EXERCISE DETAILS:
Render all lines of the records as a Markdown table with two columns, Row and Line, numbering each row and skipping blank lines. Leave the pictures out of the answer.

RECORDED DATA:

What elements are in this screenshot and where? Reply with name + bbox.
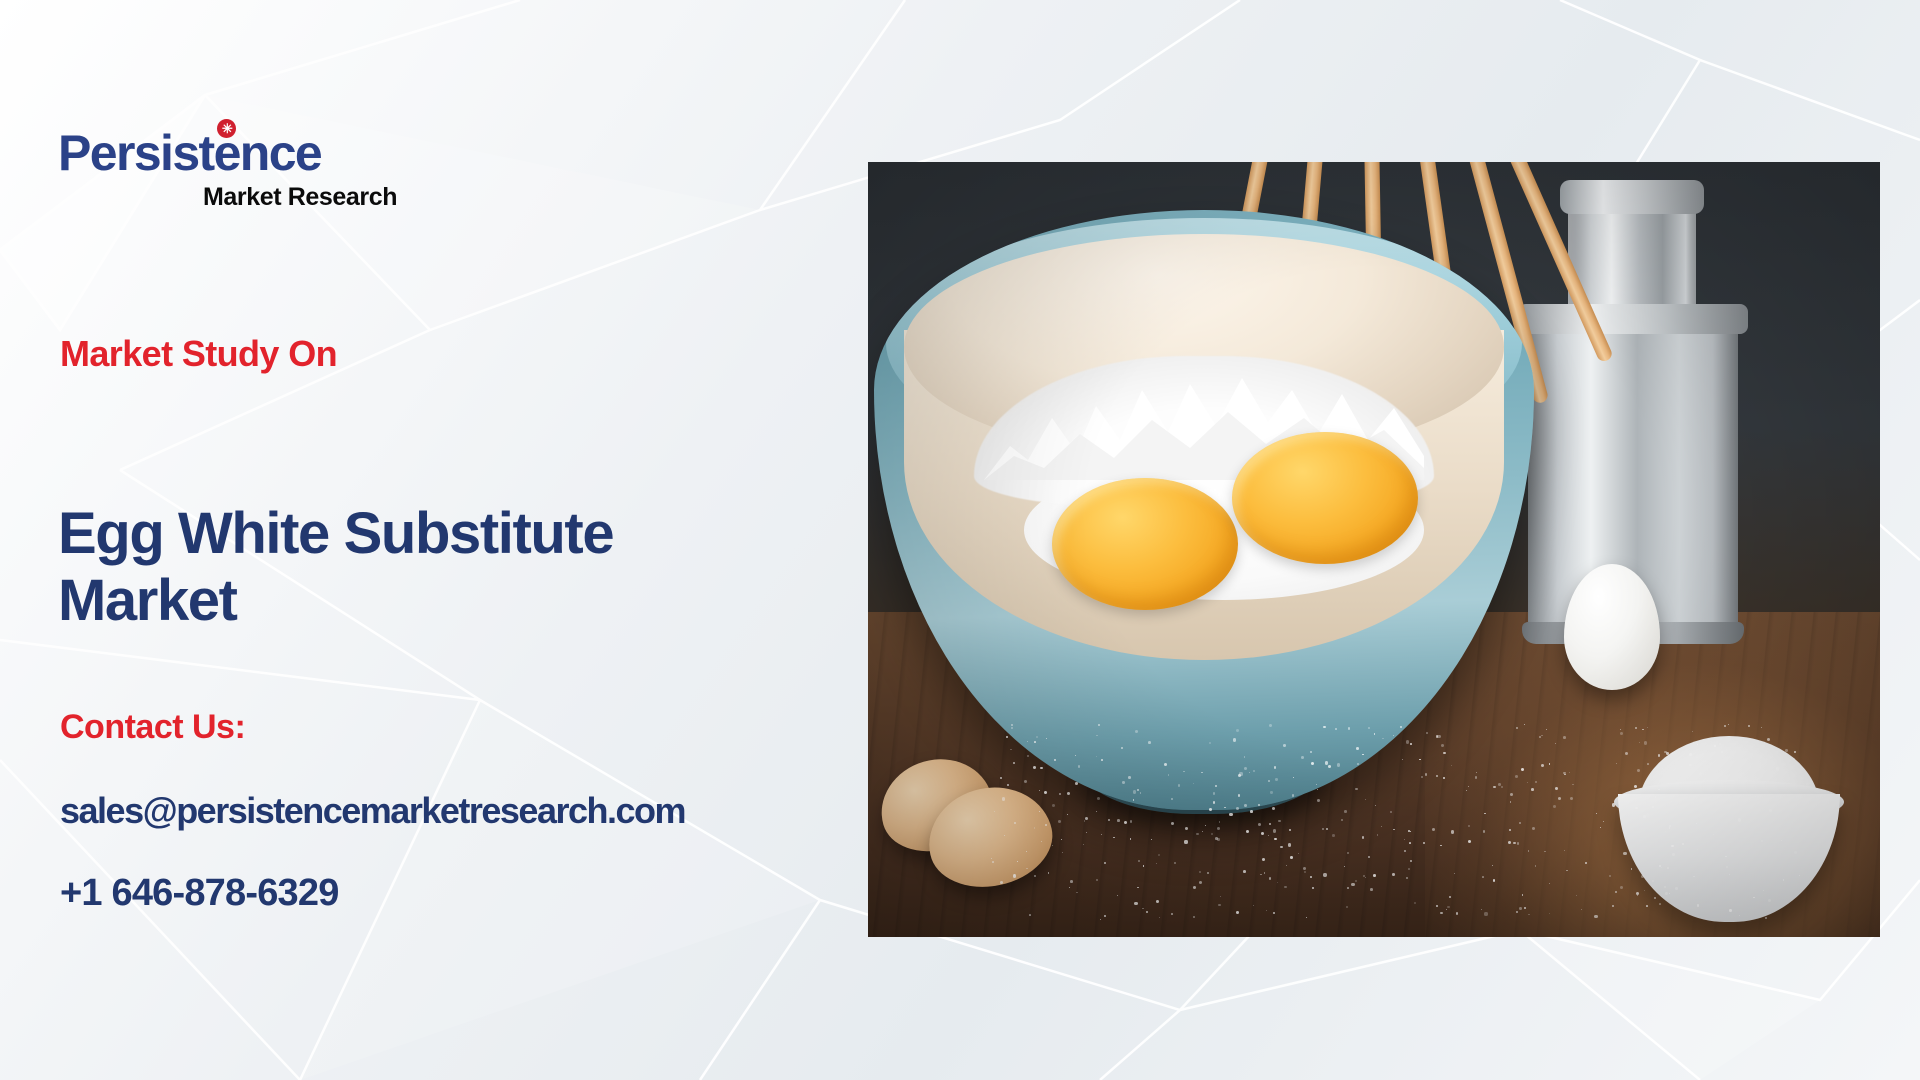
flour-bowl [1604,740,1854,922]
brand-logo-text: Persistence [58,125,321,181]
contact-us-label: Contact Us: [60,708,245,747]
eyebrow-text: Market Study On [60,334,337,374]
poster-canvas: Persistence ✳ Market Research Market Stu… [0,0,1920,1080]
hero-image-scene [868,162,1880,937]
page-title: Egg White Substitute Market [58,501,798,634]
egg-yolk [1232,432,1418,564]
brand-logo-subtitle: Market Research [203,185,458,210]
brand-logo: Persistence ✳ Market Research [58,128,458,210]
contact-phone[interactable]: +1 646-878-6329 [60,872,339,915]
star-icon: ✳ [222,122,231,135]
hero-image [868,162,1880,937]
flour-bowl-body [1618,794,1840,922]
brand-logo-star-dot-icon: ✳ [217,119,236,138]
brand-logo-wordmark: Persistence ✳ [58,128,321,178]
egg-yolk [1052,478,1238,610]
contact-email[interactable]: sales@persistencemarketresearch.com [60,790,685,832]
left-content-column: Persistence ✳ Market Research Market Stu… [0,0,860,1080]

EXERCISE RESPONSE:
| Row | Line |
|---|---|
| 1 | What elements are in this screenshot and where? Reply with name + bbox. |
| 2 | flour-bowl [1604,740,1854,922] |
| 3 | brand-logo-text: Persistence [58,125,321,181] |
| 4 | contact-us-label: Contact Us: [60,708,245,747] |
| 5 | eyebrow-text: Market Study On [60,334,337,374] |
| 6 | poster-canvas: Persistence ✳ Market Research Market Stu… [0,0,1920,1080] |
| 7 | hero-image-scene [868,162,1880,937] |
| 8 | page-title: Egg White Substitute Market [58,501,798,634] |
| 9 | egg-yolk [1232,432,1418,564] |
| 10 | brand-logo-subtitle: Market Research [203,185,458,210] |
| 11 | brand-logo: Persistence ✳ Market Research [58,128,458,210] |
| 12 | contact-phone[interactable]: +1 646-878-6329 [60,872,339,915] |
| 13 | star-icon: ✳ [222,122,231,135] |
| 14 | hero-image [868,162,1880,937] |
| 15 | flour-bowl-body [1618,794,1840,922] |
| 16 | brand-logo-star-dot-icon: ✳ [217,119,236,138] |
| 17 | brand-logo-wordmark: Persistence ✳ [58,128,321,178] |
| 18 | egg-yolk [1052,478,1238,610] |
| 19 | contact-email[interactable]: sales@persistencemarketresearch.com [60,790,685,832] |
| 20 | left-content-column: Persistence ✳ Market Research Market Stu… [0,0,860,1080] |